#### EXERCISE INSTRUCTIONS
Output the material exactly, but drop every image it holds.

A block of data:
########
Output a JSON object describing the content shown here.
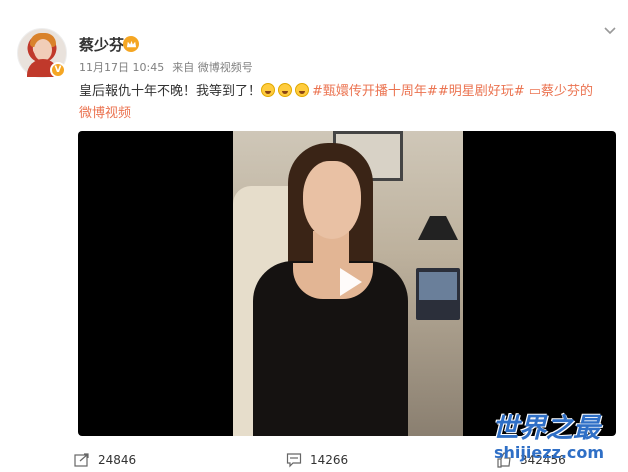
{
  "user": {
    "name": "蔡少芬",
    "verified_badge": "V"
  },
  "post": {
    "date": "11月17日 10:45",
    "source": "来自 微博视频号",
    "text": "皇后報仇十年不晚！我等到了！",
    "hashtag1": "#甄嬛传开播十周年#",
    "hashtag2": "#明星剧好玩#",
    "video_link": "蔡少芬的微博视频"
  },
  "actions": {
    "share_count": "24846",
    "comment_count": "14266",
    "like_count": "342456"
  },
  "watermark": {
    "title": "世界之最",
    "domain": "shijiezz.com"
  },
  "colors": {
    "link": "#eb7350",
    "meta": "#808080",
    "watermark": "#2f6fc6"
  }
}
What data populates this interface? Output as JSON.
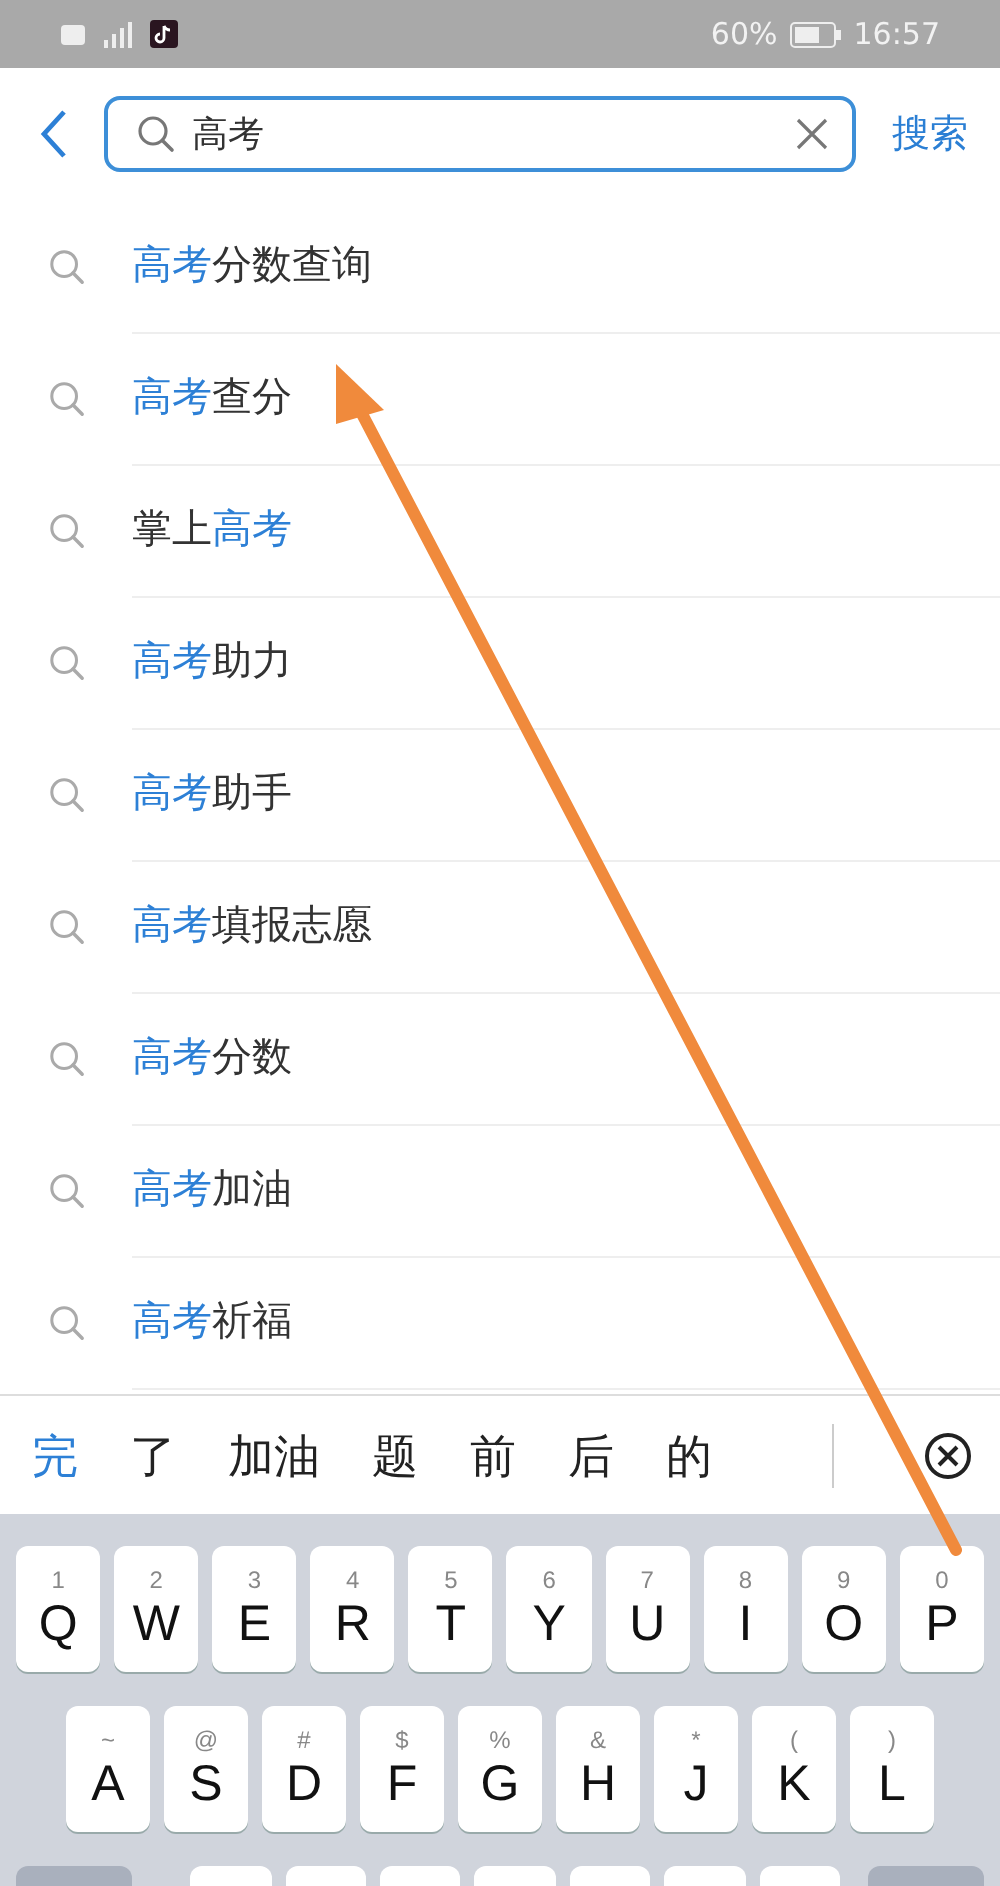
{
  "status_bar": {
    "battery": "60%",
    "time": "16:57"
  },
  "search": {
    "value": "高考",
    "action": "搜索"
  },
  "suggestions": [
    {
      "parts": [
        {
          "text": "高考",
          "highlight": true
        },
        {
          "text": "分数查询",
          "highlight": false
        }
      ]
    },
    {
      "parts": [
        {
          "text": "高考",
          "highlight": true
        },
        {
          "text": "查分",
          "highlight": false
        }
      ]
    },
    {
      "parts": [
        {
          "text": "掌上",
          "highlight": false
        },
        {
          "text": "高考",
          "highlight": true
        }
      ]
    },
    {
      "parts": [
        {
          "text": "高考",
          "highlight": true
        },
        {
          "text": "助力",
          "highlight": false
        }
      ]
    },
    {
      "parts": [
        {
          "text": "高考",
          "highlight": true
        },
        {
          "text": "助手",
          "highlight": false
        }
      ]
    },
    {
      "parts": [
        {
          "text": "高考",
          "highlight": true
        },
        {
          "text": "填报志愿",
          "highlight": false
        }
      ]
    },
    {
      "parts": [
        {
          "text": "高考",
          "highlight": true
        },
        {
          "text": "分数",
          "highlight": false
        }
      ]
    },
    {
      "parts": [
        {
          "text": "高考",
          "highlight": true
        },
        {
          "text": "加油",
          "highlight": false
        }
      ]
    },
    {
      "parts": [
        {
          "text": "高考",
          "highlight": true
        },
        {
          "text": "祈福",
          "highlight": false
        }
      ]
    }
  ],
  "candidates": [
    {
      "text": "完",
      "selected": true
    },
    {
      "text": "了",
      "selected": false
    },
    {
      "text": "加油",
      "selected": false
    },
    {
      "text": "题",
      "selected": false
    },
    {
      "text": "前",
      "selected": false
    },
    {
      "text": "后",
      "selected": false
    },
    {
      "text": "的",
      "selected": false
    }
  ],
  "keyboard": {
    "rows": [
      [
        {
          "sub": "1",
          "key": "Q"
        },
        {
          "sub": "2",
          "key": "W"
        },
        {
          "sub": "3",
          "key": "E"
        },
        {
          "sub": "4",
          "key": "R"
        },
        {
          "sub": "5",
          "key": "T"
        },
        {
          "sub": "6",
          "key": "Y"
        },
        {
          "sub": "7",
          "key": "U"
        },
        {
          "sub": "8",
          "key": "I"
        },
        {
          "sub": "9",
          "key": "O"
        },
        {
          "sub": "0",
          "key": "P"
        }
      ],
      [
        {
          "sub": "~",
          "key": "A"
        },
        {
          "sub": "@",
          "key": "S"
        },
        {
          "sub": "#",
          "key": "D"
        },
        {
          "sub": "$",
          "key": "F"
        },
        {
          "sub": "%",
          "key": "G"
        },
        {
          "sub": "&",
          "key": "H"
        },
        {
          "sub": "*",
          "key": "J"
        },
        {
          "sub": "(",
          "key": "K"
        },
        {
          "sub": ")",
          "key": "L"
        }
      ]
    ]
  }
}
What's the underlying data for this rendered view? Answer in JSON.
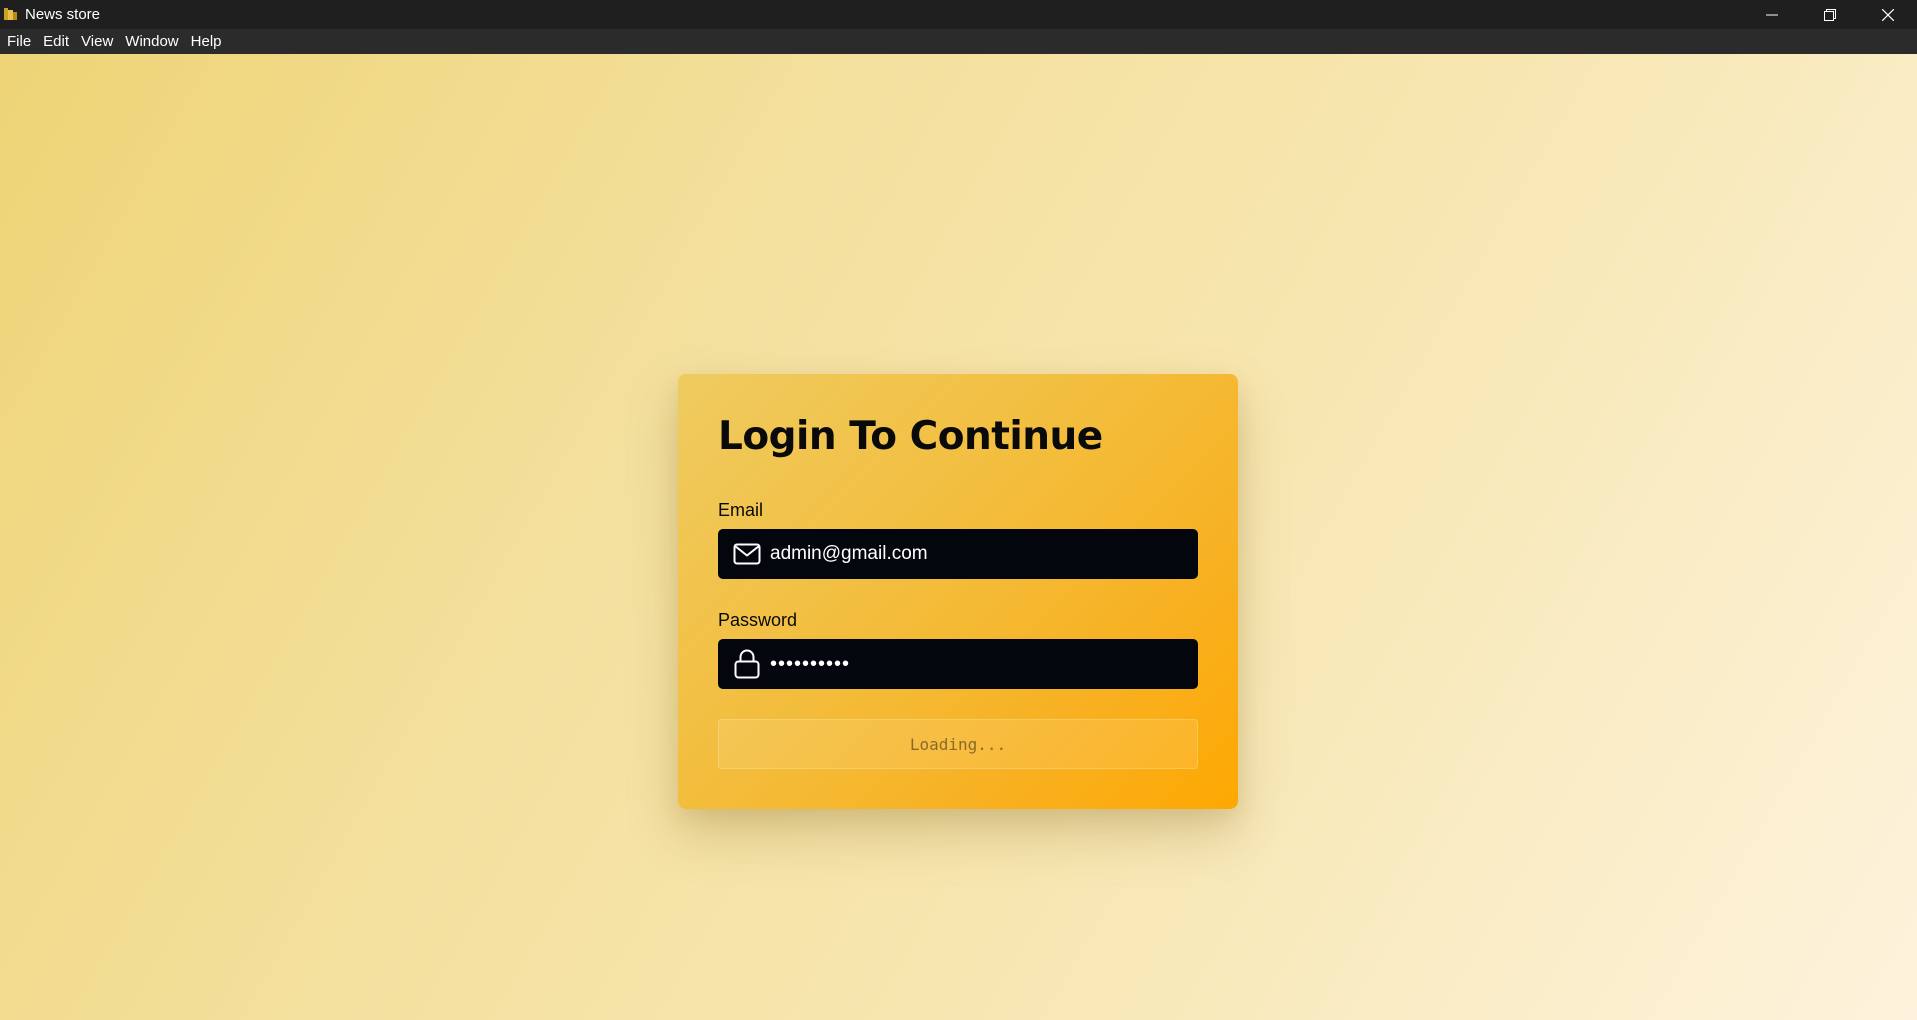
{
  "window": {
    "title": "News store",
    "controls": [
      "minimize",
      "restore",
      "close"
    ]
  },
  "menu": {
    "items": [
      "File",
      "Edit",
      "View",
      "Window",
      "Help"
    ]
  },
  "login": {
    "title": "Login To Continue",
    "email_label": "Email",
    "email_value": "admin@gmail.com",
    "password_label": "Password",
    "password_value": "••••••••••",
    "submit_label": "Loading..."
  },
  "colors": {
    "card_gradient_start": "#efcb60",
    "card_gradient_end": "#fea802",
    "input_background": "#03060d",
    "titlebar": "#1f1f1f",
    "menubar": "#2b2b2b"
  },
  "icons": {
    "email": "mail-icon",
    "password": "lock-icon"
  }
}
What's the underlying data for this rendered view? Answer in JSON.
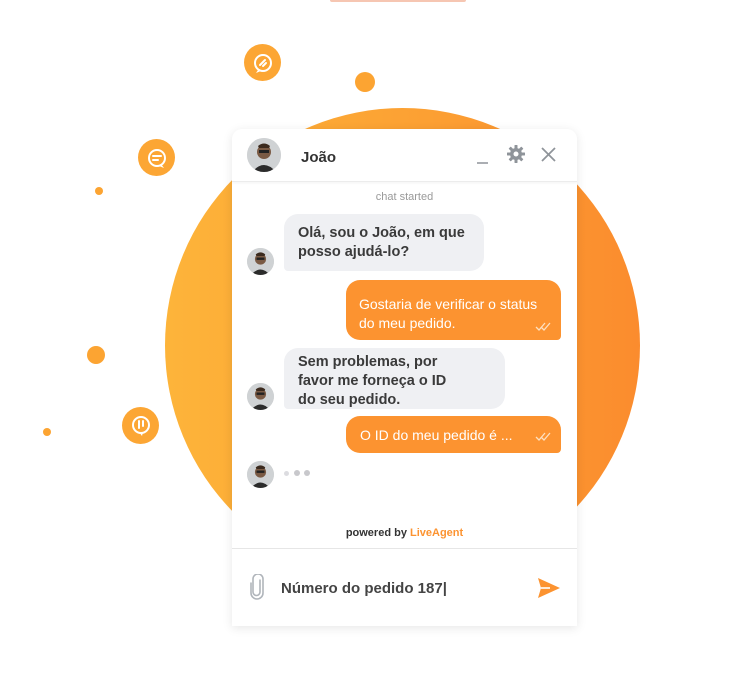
{
  "colors": {
    "accent": "#fc9330",
    "circle_gradient_start": "#fdb43a",
    "circle_gradient_end": "#fb8c2e",
    "agent_bubble": "#eff0f3",
    "header_icon": "#8f949a"
  },
  "decor": {
    "icons": [
      "chat-bubble-icon",
      "chat-bubble-icon",
      "chat-bubble-icon"
    ]
  },
  "chat": {
    "header": {
      "agent_name": "João",
      "avatar_icon": "agent-avatar",
      "buttons": {
        "minimize": "minimize-icon",
        "settings": "gear-icon",
        "close": "close-icon"
      }
    },
    "chat_started": "chat started",
    "messages": [
      {
        "from": "agent",
        "text": "Olá, sou o João, em que posso ajudá-lo?"
      },
      {
        "from": "visitor",
        "text": "Gostaria de verificar o status do meu pedido.",
        "status_icon": "double-check-icon"
      },
      {
        "from": "agent",
        "text": "Sem problemas, por favor me forneça o ID do seu pedido."
      },
      {
        "from": "visitor",
        "text": "O ID do meu pedido é ...",
        "status_icon": "double-check-icon"
      }
    ],
    "typing_indicator": "typing-dots",
    "powered_by": {
      "prefix": "powered by ",
      "brand": "LiveAgent"
    },
    "composer": {
      "value": "Número do pedido 187|",
      "attach_icon": "paperclip-icon",
      "send_icon": "send-icon"
    }
  }
}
########
#### RESULT OF THIS TASK
Output a JSON object describing the content shown here.
{
  "user": {
    "name": "蔡少芬",
    "verified_badge": "V"
  },
  "post": {
    "date": "11月17日 10:45",
    "source": "来自 微博视频号",
    "text": "皇后報仇十年不晚！我等到了！",
    "hashtag1": "#甄嬛传开播十周年#",
    "hashtag2": "#明星剧好玩#",
    "video_link": "蔡少芬的微博视频"
  },
  "actions": {
    "share_count": "24846",
    "comment_count": "14266",
    "like_count": "342456"
  },
  "watermark": {
    "title": "世界之最",
    "domain": "shijiezz.com"
  },
  "colors": {
    "link": "#eb7350",
    "meta": "#808080",
    "watermark": "#2f6fc6"
  }
}
What data populates this interface? Output as JSON.
{
  "status_bar": {
    "battery": "60%",
    "time": "16:57"
  },
  "search": {
    "value": "高考",
    "action": "搜索"
  },
  "suggestions": [
    {
      "parts": [
        {
          "text": "高考",
          "highlight": true
        },
        {
          "text": "分数查询",
          "highlight": false
        }
      ]
    },
    {
      "parts": [
        {
          "text": "高考",
          "highlight": true
        },
        {
          "text": "查分",
          "highlight": false
        }
      ]
    },
    {
      "parts": [
        {
          "text": "掌上",
          "highlight": false
        },
        {
          "text": "高考",
          "highlight": true
        }
      ]
    },
    {
      "parts": [
        {
          "text": "高考",
          "highlight": true
        },
        {
          "text": "助力",
          "highlight": false
        }
      ]
    },
    {
      "parts": [
        {
          "text": "高考",
          "highlight": true
        },
        {
          "text": "助手",
          "highlight": false
        }
      ]
    },
    {
      "parts": [
        {
          "text": "高考",
          "highlight": true
        },
        {
          "text": "填报志愿",
          "highlight": false
        }
      ]
    },
    {
      "parts": [
        {
          "text": "高考",
          "highlight": true
        },
        {
          "text": "分数",
          "highlight": false
        }
      ]
    },
    {
      "parts": [
        {
          "text": "高考",
          "highlight": true
        },
        {
          "text": "加油",
          "highlight": false
        }
      ]
    },
    {
      "parts": [
        {
          "text": "高考",
          "highlight": true
        },
        {
          "text": "祈福",
          "highlight": false
        }
      ]
    }
  ],
  "candidates": [
    {
      "text": "完",
      "selected": true
    },
    {
      "text": "了",
      "selected": false
    },
    {
      "text": "加油",
      "selected": false
    },
    {
      "text": "题",
      "selected": false
    },
    {
      "text": "前",
      "selected": false
    },
    {
      "text": "后",
      "selected": false
    },
    {
      "text": "的",
      "selected": false
    }
  ],
  "keyboard": {
    "rows": [
      [
        {
          "sub": "1",
          "key": "Q"
        },
        {
          "sub": "2",
          "key": "W"
        },
        {
          "sub": "3",
          "key": "E"
        },
        {
          "sub": "4",
          "key": "R"
        },
        {
          "sub": "5",
          "key": "T"
        },
        {
          "sub": "6",
          "key": "Y"
        },
        {
          "sub": "7",
          "key": "U"
        },
        {
          "sub": "8",
          "key": "I"
        },
        {
          "sub": "9",
          "key": "O"
        },
        {
          "sub": "0",
          "key": "P"
        }
      ],
      [
        {
          "sub": "~",
          "key": "A"
        },
        {
          "sub": "@",
          "key": "S"
        },
        {
          "sub": "#",
          "key": "D"
        },
        {
          "sub": "$",
          "key": "F"
        },
        {
          "sub": "%",
          "key": "G"
        },
        {
          "sub": "&",
          "key": "H"
        },
        {
          "sub": "*",
          "key": "J"
        },
        {
          "sub": "(",
          "key": "K"
        },
        {
          "sub": ")",
          "key": "L"
        }
      ]
    ]
  }
}
What's the underlying data for this rendered view? Answer in JSON.
{
  "window": {
    "title": "News store",
    "controls": [
      "minimize",
      "restore",
      "close"
    ]
  },
  "menu": {
    "items": [
      "File",
      "Edit",
      "View",
      "Window",
      "Help"
    ]
  },
  "login": {
    "title": "Login To Continue",
    "email_label": "Email",
    "email_value": "admin@gmail.com",
    "password_label": "Password",
    "password_value": "••••••••••",
    "submit_label": "Loading..."
  },
  "colors": {
    "card_gradient_start": "#efcb60",
    "card_gradient_end": "#fea802",
    "input_background": "#03060d",
    "titlebar": "#1f1f1f",
    "menubar": "#2b2b2b"
  },
  "icons": {
    "email": "mail-icon",
    "password": "lock-icon"
  }
}
What's the underlying data for this rendered view? Answer in JSON.
{
  "colors": {
    "accent": "#fc9330",
    "circle_gradient_start": "#fdb43a",
    "circle_gradient_end": "#fb8c2e",
    "agent_bubble": "#eff0f3",
    "header_icon": "#8f949a"
  },
  "decor": {
    "icons": [
      "chat-bubble-icon",
      "chat-bubble-icon",
      "chat-bubble-icon"
    ]
  },
  "chat": {
    "header": {
      "agent_name": "João",
      "avatar_icon": "agent-avatar",
      "buttons": {
        "minimize": "minimize-icon",
        "settings": "gear-icon",
        "close": "close-icon"
      }
    },
    "chat_started": "chat started",
    "messages": [
      {
        "from": "agent",
        "text": "Olá, sou o João, em que posso ajudá-lo?"
      },
      {
        "from": "visitor",
        "text": "Gostaria de verificar o status do meu pedido.",
        "status_icon": "double-check-icon"
      },
      {
        "from": "agent",
        "text": "Sem problemas, por favor me forneça o ID do seu pedido."
      },
      {
        "from": "visitor",
        "text": "O ID do meu pedido é ...",
        "status_icon": "double-check-icon"
      }
    ],
    "typing_indicator": "typing-dots",
    "powered_by": {
      "prefix": "powered by ",
      "brand": "LiveAgent"
    },
    "composer": {
      "value": "Número do pedido 187|",
      "attach_icon": "paperclip-icon",
      "send_icon": "send-icon"
    }
  }
}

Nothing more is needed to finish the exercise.